** start **
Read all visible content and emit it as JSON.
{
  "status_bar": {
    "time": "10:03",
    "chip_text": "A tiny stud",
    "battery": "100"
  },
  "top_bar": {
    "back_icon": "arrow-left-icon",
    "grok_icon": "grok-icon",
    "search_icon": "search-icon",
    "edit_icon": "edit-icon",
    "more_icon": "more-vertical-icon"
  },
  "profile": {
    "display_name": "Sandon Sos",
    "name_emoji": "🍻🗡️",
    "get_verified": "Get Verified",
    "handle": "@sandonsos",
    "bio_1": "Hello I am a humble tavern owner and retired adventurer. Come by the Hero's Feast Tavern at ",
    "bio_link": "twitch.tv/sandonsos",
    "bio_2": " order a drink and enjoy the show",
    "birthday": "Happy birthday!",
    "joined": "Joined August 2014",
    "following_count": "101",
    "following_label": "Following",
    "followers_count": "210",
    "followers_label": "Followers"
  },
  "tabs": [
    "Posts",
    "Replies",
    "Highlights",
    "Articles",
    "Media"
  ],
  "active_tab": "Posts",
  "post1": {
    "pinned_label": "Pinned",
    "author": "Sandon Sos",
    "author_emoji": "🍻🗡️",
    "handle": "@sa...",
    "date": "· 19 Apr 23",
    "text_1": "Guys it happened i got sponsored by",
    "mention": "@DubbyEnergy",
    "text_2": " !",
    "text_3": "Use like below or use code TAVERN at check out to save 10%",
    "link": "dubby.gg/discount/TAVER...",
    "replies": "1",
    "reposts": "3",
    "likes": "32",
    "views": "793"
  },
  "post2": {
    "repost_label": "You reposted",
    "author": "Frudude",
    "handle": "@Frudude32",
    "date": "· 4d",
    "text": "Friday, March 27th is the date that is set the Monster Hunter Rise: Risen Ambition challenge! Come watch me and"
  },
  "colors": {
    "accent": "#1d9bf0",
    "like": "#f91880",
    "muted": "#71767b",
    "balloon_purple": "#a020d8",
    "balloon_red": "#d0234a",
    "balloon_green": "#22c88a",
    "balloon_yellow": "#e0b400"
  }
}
** end **
:: EXERCISE REQUIREMENTS ::
Pull out every line of the records that includes the string "icon".

:: CORRECT ANSWER ::
    "back_icon": "arrow-left-icon",
    "grok_icon": "grok-icon",
    "search_icon": "search-icon",
    "edit_icon": "edit-icon",
    "more_icon": "more-vertical-icon"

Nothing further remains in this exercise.